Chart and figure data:
####################
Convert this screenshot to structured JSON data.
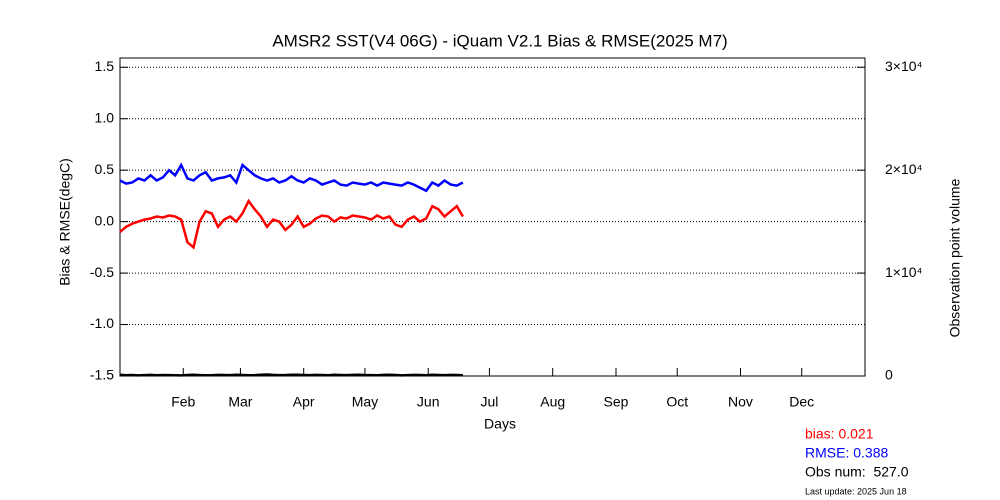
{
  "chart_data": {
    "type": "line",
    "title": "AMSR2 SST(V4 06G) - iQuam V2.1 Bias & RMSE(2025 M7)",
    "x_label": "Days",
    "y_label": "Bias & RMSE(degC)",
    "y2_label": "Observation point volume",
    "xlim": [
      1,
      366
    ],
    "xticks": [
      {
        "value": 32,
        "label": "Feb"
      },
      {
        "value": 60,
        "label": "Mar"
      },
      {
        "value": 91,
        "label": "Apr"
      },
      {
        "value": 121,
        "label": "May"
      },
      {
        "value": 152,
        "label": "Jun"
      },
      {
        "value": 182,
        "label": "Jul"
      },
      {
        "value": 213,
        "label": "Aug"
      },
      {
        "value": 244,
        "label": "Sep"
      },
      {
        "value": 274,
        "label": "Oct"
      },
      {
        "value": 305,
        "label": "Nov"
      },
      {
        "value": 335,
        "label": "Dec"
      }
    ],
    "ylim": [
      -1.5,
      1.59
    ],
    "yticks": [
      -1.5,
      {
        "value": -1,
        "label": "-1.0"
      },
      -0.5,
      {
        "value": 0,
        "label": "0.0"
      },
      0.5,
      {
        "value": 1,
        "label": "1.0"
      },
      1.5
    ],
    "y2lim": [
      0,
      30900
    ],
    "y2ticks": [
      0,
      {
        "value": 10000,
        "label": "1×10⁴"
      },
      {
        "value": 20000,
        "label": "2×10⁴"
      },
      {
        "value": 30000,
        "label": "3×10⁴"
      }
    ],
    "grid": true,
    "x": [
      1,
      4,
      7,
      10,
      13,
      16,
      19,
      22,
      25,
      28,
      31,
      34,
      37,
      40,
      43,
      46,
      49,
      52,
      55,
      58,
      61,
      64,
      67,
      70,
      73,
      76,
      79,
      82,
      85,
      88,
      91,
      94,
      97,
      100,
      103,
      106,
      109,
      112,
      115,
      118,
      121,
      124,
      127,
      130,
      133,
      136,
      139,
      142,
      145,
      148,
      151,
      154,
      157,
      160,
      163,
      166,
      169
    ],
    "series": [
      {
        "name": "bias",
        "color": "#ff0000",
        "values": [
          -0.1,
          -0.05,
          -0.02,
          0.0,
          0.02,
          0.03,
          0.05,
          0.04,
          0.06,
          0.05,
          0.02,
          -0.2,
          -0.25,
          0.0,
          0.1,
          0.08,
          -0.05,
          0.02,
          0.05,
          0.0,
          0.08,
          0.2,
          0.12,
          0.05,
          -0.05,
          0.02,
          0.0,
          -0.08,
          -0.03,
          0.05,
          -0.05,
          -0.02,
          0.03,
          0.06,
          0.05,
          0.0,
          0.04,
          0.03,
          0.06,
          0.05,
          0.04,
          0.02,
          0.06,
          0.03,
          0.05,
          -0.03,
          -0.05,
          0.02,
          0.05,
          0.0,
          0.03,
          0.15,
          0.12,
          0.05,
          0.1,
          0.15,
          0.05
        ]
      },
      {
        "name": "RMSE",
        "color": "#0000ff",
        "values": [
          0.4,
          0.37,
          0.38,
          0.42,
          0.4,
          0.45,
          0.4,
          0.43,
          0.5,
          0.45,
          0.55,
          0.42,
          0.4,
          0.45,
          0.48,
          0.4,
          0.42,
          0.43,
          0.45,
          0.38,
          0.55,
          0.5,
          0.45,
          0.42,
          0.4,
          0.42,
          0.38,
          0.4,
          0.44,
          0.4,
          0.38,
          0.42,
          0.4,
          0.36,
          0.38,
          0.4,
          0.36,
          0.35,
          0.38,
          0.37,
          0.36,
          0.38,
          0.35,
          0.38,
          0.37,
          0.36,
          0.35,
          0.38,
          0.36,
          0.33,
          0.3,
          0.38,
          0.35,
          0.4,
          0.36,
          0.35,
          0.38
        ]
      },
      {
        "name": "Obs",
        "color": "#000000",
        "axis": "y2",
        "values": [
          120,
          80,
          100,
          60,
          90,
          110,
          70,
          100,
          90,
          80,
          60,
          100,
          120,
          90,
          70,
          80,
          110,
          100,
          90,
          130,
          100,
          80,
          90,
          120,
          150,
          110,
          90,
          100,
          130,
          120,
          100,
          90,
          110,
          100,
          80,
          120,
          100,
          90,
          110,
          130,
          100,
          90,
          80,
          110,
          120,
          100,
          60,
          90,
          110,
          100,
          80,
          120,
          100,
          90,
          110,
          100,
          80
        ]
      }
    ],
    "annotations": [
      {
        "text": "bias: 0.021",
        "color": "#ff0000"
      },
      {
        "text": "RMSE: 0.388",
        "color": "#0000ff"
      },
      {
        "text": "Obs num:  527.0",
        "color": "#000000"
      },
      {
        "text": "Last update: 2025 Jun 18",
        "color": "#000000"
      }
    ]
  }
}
####################
◆ **PROBLEM TO WORK ON**: Say, as a bare number, how many lines in the entries above include the string "text".

◆ **THE ANSWER**: 4